**DATA RECORDS:**
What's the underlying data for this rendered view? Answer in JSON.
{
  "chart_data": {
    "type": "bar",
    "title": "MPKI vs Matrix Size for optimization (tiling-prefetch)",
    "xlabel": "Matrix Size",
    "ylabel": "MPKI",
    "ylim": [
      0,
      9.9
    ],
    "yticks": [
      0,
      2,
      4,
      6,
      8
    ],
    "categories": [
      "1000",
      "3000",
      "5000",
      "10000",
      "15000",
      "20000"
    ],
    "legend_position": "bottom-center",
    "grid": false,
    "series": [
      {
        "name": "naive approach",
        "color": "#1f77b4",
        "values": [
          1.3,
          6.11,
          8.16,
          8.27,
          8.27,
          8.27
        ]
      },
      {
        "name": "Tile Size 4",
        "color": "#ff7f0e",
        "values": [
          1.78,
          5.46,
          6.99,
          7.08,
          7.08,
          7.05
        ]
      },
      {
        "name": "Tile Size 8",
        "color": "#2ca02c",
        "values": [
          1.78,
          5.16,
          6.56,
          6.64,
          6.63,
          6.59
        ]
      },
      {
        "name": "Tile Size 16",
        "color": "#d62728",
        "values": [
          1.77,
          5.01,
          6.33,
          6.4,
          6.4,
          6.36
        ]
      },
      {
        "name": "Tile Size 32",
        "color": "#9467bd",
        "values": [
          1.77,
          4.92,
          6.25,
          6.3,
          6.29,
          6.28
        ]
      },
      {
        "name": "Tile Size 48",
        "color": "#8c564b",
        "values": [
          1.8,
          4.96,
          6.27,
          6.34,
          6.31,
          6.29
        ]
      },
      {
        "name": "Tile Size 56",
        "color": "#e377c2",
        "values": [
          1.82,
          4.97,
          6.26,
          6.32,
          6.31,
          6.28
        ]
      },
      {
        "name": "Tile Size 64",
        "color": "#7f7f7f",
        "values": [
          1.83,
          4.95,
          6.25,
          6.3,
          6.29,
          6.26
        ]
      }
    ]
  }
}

--

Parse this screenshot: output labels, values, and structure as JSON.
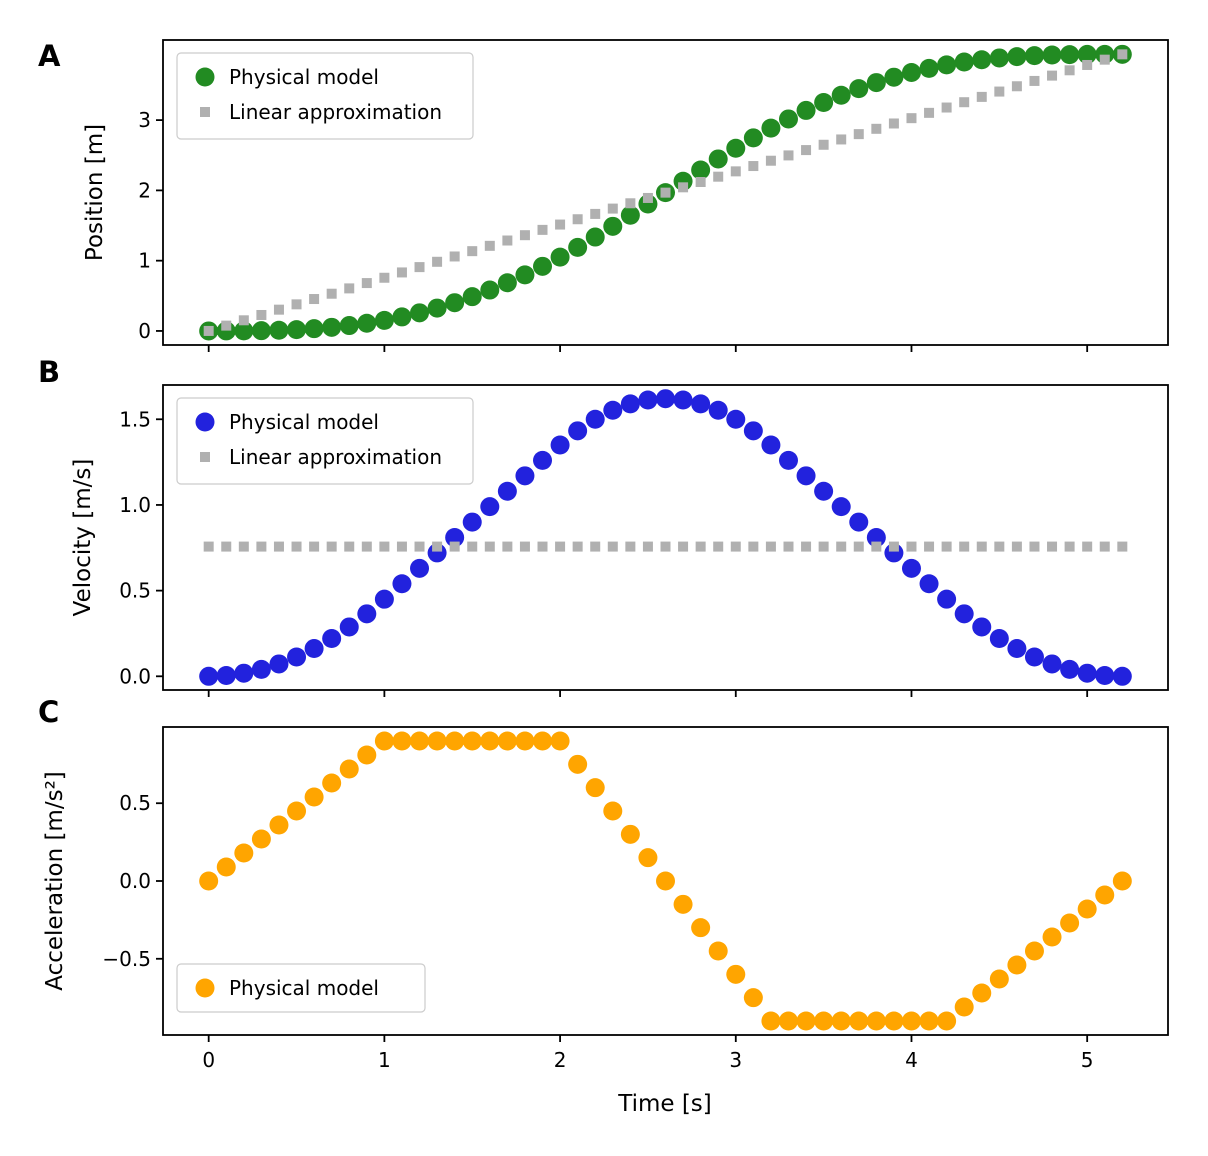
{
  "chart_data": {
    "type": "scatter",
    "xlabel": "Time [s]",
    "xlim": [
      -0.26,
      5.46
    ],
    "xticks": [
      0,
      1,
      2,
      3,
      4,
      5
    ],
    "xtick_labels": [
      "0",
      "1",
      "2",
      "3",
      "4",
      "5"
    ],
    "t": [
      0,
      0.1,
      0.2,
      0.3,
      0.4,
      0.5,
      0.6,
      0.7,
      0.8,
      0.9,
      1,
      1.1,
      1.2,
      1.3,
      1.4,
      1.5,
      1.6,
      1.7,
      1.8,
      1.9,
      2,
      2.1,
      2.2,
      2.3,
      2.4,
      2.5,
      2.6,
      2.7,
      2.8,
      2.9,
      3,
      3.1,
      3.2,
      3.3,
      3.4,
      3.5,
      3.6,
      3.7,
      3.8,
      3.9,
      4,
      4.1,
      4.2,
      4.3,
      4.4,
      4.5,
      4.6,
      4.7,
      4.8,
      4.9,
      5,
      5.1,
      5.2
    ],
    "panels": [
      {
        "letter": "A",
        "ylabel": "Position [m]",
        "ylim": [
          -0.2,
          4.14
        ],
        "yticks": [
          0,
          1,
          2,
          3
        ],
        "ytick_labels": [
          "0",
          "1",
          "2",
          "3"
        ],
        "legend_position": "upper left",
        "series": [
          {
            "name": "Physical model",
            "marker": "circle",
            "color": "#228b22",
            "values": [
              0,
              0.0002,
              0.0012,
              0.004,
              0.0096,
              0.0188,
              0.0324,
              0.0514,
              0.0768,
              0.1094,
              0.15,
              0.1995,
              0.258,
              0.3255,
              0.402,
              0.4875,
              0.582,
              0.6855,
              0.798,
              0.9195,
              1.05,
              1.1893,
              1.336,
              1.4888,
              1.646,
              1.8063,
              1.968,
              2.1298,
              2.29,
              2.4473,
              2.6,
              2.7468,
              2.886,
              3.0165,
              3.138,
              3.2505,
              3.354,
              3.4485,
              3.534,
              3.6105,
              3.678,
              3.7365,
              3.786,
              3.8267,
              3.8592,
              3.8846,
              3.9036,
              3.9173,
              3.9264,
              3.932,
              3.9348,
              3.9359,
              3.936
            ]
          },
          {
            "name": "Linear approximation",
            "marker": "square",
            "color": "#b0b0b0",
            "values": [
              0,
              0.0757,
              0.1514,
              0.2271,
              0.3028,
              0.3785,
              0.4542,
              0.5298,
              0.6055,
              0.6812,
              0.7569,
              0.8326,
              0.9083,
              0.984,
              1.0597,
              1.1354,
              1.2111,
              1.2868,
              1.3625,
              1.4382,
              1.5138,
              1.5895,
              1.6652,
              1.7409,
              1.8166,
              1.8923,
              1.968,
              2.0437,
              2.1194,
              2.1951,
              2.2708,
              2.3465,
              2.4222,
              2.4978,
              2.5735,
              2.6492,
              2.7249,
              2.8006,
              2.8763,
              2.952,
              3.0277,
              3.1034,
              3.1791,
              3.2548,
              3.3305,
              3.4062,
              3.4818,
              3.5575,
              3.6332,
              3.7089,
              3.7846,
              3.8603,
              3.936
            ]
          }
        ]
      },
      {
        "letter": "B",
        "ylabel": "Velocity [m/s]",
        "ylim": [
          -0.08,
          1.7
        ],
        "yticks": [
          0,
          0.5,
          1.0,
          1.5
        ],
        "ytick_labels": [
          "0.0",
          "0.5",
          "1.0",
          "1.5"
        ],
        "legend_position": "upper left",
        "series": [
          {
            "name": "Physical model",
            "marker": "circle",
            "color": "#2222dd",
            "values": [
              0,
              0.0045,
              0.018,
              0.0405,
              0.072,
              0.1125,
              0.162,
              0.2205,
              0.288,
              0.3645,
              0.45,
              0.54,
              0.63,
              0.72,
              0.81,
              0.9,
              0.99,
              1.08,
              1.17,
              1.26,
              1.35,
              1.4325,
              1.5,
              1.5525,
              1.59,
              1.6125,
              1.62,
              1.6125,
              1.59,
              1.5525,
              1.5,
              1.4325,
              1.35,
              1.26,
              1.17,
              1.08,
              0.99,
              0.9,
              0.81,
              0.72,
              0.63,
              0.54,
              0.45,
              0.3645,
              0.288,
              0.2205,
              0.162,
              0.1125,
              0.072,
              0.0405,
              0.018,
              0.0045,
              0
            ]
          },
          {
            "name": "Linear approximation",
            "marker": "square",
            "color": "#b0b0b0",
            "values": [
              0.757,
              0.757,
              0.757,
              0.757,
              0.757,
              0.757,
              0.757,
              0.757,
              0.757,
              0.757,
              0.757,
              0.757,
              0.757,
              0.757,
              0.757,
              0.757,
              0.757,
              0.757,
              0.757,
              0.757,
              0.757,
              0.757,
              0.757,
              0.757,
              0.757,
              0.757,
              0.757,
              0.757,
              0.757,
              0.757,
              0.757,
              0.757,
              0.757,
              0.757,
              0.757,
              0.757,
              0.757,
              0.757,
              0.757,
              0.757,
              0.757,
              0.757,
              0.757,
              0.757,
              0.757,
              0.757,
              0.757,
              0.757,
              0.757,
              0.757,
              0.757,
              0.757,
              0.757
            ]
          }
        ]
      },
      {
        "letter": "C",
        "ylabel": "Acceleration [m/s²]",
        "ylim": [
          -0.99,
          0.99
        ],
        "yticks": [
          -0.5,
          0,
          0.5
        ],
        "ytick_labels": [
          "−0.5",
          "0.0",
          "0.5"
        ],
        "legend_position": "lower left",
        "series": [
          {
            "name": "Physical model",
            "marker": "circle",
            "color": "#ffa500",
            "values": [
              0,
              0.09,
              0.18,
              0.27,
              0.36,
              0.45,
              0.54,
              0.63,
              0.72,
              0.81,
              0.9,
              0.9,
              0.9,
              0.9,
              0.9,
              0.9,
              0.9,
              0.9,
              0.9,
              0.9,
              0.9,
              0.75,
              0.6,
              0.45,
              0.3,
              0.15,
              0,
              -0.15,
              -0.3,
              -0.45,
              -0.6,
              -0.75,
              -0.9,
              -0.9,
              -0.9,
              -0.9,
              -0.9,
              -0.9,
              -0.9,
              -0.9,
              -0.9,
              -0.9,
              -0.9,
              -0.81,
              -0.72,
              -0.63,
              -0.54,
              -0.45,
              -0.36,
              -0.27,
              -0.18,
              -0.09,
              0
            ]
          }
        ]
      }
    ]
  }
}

**PROMPT:** Which lines hold the word "MPKI"? Copy all of them.

**COMPLETE RESPONSE:**
    "title": "MPKI vs Matrix Size for optimization (tiling-prefetch)",
    "ylabel": "MPKI",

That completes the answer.